Material for this exercise →
<<<<
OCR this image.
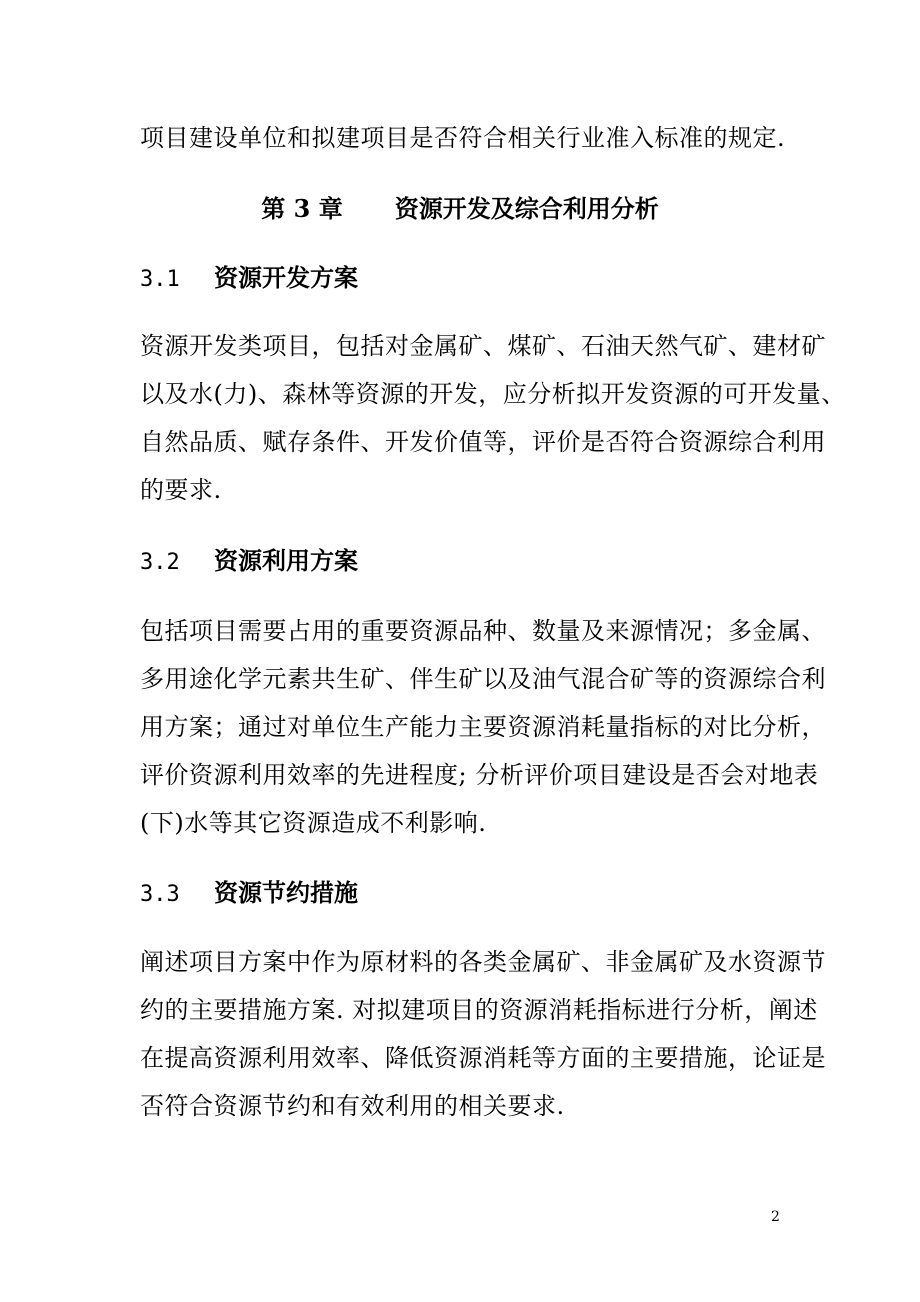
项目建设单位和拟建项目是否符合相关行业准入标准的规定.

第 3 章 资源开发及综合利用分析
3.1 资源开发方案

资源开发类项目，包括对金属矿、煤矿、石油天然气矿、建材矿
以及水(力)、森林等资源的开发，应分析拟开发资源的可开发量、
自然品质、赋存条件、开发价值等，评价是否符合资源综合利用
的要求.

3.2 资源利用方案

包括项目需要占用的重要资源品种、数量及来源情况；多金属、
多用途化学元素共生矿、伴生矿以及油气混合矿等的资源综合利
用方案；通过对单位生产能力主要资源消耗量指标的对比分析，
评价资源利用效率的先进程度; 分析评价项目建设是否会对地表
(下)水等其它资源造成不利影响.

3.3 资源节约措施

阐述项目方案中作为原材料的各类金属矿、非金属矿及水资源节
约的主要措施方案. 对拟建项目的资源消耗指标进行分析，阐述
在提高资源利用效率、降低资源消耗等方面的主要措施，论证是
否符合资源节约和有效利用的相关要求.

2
>>>>
Exercise task →
Repeat the material above in full and unchanged, minus its images.

Problem solution →
OCR this image.
项目建设单位和拟建项目是否符合相关行业准入标准的规定.

第 3 章 资源开发及综合利用分析
3.1 资源开发方案

资源开发类项目，包括对金属矿、煤矿、石油天然气矿、建材矿
以及水(力)、森林等资源的开发，应分析拟开发资源的可开发量、
自然品质、赋存条件、开发价值等，评价是否符合资源综合利用
的要求.

3.2 资源利用方案

包括项目需要占用的重要资源品种、数量及来源情况；多金属、
多用途化学元素共生矿、伴生矿以及油气混合矿等的资源综合利
用方案；通过对单位生产能力主要资源消耗量指标的对比分析，
评价资源利用效率的先进程度; 分析评价项目建设是否会对地表
(下)水等其它资源造成不利影响.

3.3 资源节约措施

阐述项目方案中作为原材料的各类金属矿、非金属矿及水资源节
约的主要措施方案. 对拟建项目的资源消耗指标进行分析，阐述
在提高资源利用效率、降低资源消耗等方面的主要措施，论证是
否符合资源节约和有效利用的相关要求.

2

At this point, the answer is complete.